→ PROBLEM REQUIREMENTS: Transcribe each record exactly. Include every one.
══ PROVIDED DATA
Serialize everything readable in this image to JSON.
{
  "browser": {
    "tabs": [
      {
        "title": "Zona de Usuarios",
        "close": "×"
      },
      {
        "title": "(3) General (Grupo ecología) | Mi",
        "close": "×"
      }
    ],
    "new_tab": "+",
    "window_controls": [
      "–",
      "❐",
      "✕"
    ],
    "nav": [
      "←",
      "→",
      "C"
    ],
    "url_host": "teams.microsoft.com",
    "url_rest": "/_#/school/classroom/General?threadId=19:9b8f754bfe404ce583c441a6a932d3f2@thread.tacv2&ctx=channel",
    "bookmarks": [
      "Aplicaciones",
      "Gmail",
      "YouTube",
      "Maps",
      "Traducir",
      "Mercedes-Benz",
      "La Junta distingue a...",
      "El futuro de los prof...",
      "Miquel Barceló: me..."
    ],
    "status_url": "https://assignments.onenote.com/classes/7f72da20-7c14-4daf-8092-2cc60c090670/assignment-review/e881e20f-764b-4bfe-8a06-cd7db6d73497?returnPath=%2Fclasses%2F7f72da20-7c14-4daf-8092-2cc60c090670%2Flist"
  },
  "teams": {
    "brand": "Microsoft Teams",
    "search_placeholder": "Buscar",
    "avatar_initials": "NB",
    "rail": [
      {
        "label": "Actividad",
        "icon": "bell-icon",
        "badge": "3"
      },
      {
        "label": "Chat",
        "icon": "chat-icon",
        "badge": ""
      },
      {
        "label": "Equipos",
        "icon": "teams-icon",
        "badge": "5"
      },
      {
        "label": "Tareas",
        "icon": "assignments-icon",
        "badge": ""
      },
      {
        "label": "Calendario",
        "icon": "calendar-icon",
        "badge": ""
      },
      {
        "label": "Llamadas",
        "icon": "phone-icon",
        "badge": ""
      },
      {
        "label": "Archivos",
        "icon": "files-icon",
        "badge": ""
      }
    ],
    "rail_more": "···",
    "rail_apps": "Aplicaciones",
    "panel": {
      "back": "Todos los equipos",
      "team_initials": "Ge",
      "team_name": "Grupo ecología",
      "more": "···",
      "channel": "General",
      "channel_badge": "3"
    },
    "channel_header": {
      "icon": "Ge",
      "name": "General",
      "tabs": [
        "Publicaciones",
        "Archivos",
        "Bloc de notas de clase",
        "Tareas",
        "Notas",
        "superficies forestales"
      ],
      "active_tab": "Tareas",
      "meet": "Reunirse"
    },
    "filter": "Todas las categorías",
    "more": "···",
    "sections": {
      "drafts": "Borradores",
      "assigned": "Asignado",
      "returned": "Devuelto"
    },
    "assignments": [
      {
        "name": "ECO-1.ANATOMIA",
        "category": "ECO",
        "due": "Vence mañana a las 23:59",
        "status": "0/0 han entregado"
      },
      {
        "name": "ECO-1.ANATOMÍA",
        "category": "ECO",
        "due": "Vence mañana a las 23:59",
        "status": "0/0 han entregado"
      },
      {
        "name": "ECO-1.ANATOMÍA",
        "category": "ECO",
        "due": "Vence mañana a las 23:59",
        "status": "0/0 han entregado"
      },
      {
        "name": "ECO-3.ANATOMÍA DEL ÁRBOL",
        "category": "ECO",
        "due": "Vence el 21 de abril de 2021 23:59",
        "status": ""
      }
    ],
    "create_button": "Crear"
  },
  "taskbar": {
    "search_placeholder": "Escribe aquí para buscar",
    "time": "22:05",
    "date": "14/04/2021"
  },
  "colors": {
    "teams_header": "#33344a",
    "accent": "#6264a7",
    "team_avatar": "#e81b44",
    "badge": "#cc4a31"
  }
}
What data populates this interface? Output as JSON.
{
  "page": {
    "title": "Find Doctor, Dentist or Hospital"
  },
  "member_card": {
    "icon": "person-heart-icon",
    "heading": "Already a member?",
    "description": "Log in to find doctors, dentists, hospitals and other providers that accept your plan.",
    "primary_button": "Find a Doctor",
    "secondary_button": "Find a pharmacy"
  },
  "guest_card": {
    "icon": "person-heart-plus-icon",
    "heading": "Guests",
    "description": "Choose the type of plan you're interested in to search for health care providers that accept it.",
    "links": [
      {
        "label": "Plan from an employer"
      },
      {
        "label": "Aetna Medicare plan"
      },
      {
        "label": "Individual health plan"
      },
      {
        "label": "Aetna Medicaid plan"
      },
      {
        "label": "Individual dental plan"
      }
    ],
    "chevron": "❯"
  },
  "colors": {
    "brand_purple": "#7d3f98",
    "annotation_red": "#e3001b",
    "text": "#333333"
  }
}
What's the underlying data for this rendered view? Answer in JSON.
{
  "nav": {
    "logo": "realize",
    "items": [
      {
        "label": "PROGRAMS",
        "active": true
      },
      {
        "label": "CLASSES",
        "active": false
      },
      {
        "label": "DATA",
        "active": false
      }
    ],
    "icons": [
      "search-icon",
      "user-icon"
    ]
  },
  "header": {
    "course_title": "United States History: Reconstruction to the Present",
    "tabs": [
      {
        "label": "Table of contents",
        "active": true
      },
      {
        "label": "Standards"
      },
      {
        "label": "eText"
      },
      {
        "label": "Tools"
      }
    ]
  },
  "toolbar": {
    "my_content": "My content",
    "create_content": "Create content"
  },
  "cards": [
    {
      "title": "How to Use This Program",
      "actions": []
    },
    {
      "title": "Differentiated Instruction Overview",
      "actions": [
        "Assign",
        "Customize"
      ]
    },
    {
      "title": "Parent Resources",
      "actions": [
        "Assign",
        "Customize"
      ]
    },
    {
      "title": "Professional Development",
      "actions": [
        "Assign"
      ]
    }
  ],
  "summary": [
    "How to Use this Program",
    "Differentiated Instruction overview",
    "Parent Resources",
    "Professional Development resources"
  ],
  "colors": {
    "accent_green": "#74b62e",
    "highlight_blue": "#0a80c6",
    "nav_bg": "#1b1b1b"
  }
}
════
→ FINISHED ANSWER:
Serialize everything readable in this image to JSON.
{
  "browser": {
    "tabs": [
      {
        "title": "Zona de Usuarios",
        "close": "×"
      },
      {
        "title": "(3) General (Grupo ecología) | Mi",
        "close": "×"
      }
    ],
    "new_tab": "+",
    "window_controls": [
      "–",
      "❐",
      "✕"
    ],
    "nav": [
      "←",
      "→",
      "C"
    ],
    "url_host": "teams.microsoft.com",
    "url_rest": "/_#/school/classroom/General?threadId=19:9b8f754bfe404ce583c441a6a932d3f2@thread.tacv2&ctx=channel",
    "bookmarks": [
      "Aplicaciones",
      "Gmail",
      "YouTube",
      "Maps",
      "Traducir",
      "Mercedes-Benz",
      "La Junta distingue a...",
      "El futuro de los prof...",
      "Miquel Barceló: me..."
    ],
    "status_url": "https://assignments.onenote.com/classes/7f72da20-7c14-4daf-8092-2cc60c090670/assignment-review/e881e20f-764b-4bfe-8a06-cd7db6d73497?returnPath=%2Fclasses%2F7f72da20-7c14-4daf-8092-2cc60c090670%2Flist"
  },
  "teams": {
    "brand": "Microsoft Teams",
    "search_placeholder": "Buscar",
    "avatar_initials": "NB",
    "rail": [
      {
        "label": "Actividad",
        "icon": "bell-icon",
        "badge": "3"
      },
      {
        "label": "Chat",
        "icon": "chat-icon",
        "badge": ""
      },
      {
        "label": "Equipos",
        "icon": "teams-icon",
        "badge": "5"
      },
      {
        "label": "Tareas",
        "icon": "assignments-icon",
        "badge": ""
      },
      {
        "label": "Calendario",
        "icon": "calendar-icon",
        "badge": ""
      },
      {
        "label": "Llamadas",
        "icon": "phone-icon",
        "badge": ""
      },
      {
        "label": "Archivos",
        "icon": "files-icon",
        "badge": ""
      }
    ],
    "rail_more": "···",
    "rail_apps": "Aplicaciones",
    "panel": {
      "back": "Todos los equipos",
      "team_initials": "Ge",
      "team_name": "Grupo ecología",
      "more": "···",
      "channel": "General",
      "channel_badge": "3"
    },
    "channel_header": {
      "icon": "Ge",
      "name": "General",
      "tabs": [
        "Publicaciones",
        "Archivos",
        "Bloc de notas de clase",
        "Tareas",
        "Notas",
        "superficies forestales"
      ],
      "active_tab": "Tareas",
      "meet": "Reunirse"
    },
    "filter": "Todas las categorías",
    "more": "···",
    "sections": {
      "drafts": "Borradores",
      "assigned": "Asignado",
      "returned": "Devuelto"
    },
    "assignments": [
      {
        "name": "ECO-1.ANATOMIA",
        "category": "ECO",
        "due": "Vence mañana a las 23:59",
        "status": "0/0 han entregado"
      },
      {
        "name": "ECO-1.ANATOMÍA",
        "category": "ECO",
        "due": "Vence mañana a las 23:59",
        "status": "0/0 han entregado"
      },
      {
        "name": "ECO-1.ANATOMÍA",
        "category": "ECO",
        "due": "Vence mañana a las 23:59",
        "status": "0/0 han entregado"
      },
      {
        "name": "ECO-3.ANATOMÍA DEL ÁRBOL",
        "category": "ECO",
        "due": "Vence el 21 de abril de 2021 23:59",
        "status": ""
      }
    ],
    "create_button": "Crear"
  },
  "taskbar": {
    "search_placeholder": "Escribe aquí para buscar",
    "time": "22:05",
    "date": "14/04/2021"
  },
  "colors": {
    "teams_header": "#33344a",
    "accent": "#6264a7",
    "team_avatar": "#e81b44",
    "badge": "#cc4a31"
  }
}
What data populates this interface? Output as JSON.
{
  "page": {
    "title": "Find Doctor, Dentist or Hospital"
  },
  "member_card": {
    "icon": "person-heart-icon",
    "heading": "Already a member?",
    "description": "Log in to find doctors, dentists, hospitals and other providers that accept your plan.",
    "primary_button": "Find a Doctor",
    "secondary_button": "Find a pharmacy"
  },
  "guest_card": {
    "icon": "person-heart-plus-icon",
    "heading": "Guests",
    "description": "Choose the type of plan you're interested in to search for health care providers that accept it.",
    "links": [
      {
        "label": "Plan from an employer"
      },
      {
        "label": "Aetna Medicare plan"
      },
      {
        "label": "Individual health plan"
      },
      {
        "label": "Aetna Medicaid plan"
      },
      {
        "label": "Individual dental plan"
      }
    ],
    "chevron": "❯"
  },
  "colors": {
    "brand_purple": "#7d3f98",
    "annotation_red": "#e3001b",
    "text": "#333333"
  }
}
What's the underlying data for this rendered view? Answer in JSON.
{
  "nav": {
    "logo": "realize",
    "items": [
      {
        "label": "PROGRAMS",
        "active": true
      },
      {
        "label": "CLASSES",
        "active": false
      },
      {
        "label": "DATA",
        "active": false
      }
    ],
    "icons": [
      "search-icon",
      "user-icon"
    ]
  },
  "header": {
    "course_title": "United States History: Reconstruction to the Present",
    "tabs": [
      {
        "label": "Table of contents",
        "active": true
      },
      {
        "label": "Standards"
      },
      {
        "label": "eText"
      },
      {
        "label": "Tools"
      }
    ]
  },
  "toolbar": {
    "my_content": "My content",
    "create_content": "Create content"
  },
  "cards": [
    {
      "title": "How to Use This Program",
      "actions": []
    },
    {
      "title": "Differentiated Instruction Overview",
      "actions": [
        "Assign",
        "Customize"
      ]
    },
    {
      "title": "Parent Resources",
      "actions": [
        "Assign",
        "Customize"
      ]
    },
    {
      "title": "Professional Development",
      "actions": [
        "Assign"
      ]
    }
  ],
  "summary": [
    "How to Use this Program",
    "Differentiated Instruction overview",
    "Parent Resources",
    "Professional Development resources"
  ],
  "colors": {
    "accent_green": "#74b62e",
    "highlight_blue": "#0a80c6",
    "nav_bg": "#1b1b1b"
  }
}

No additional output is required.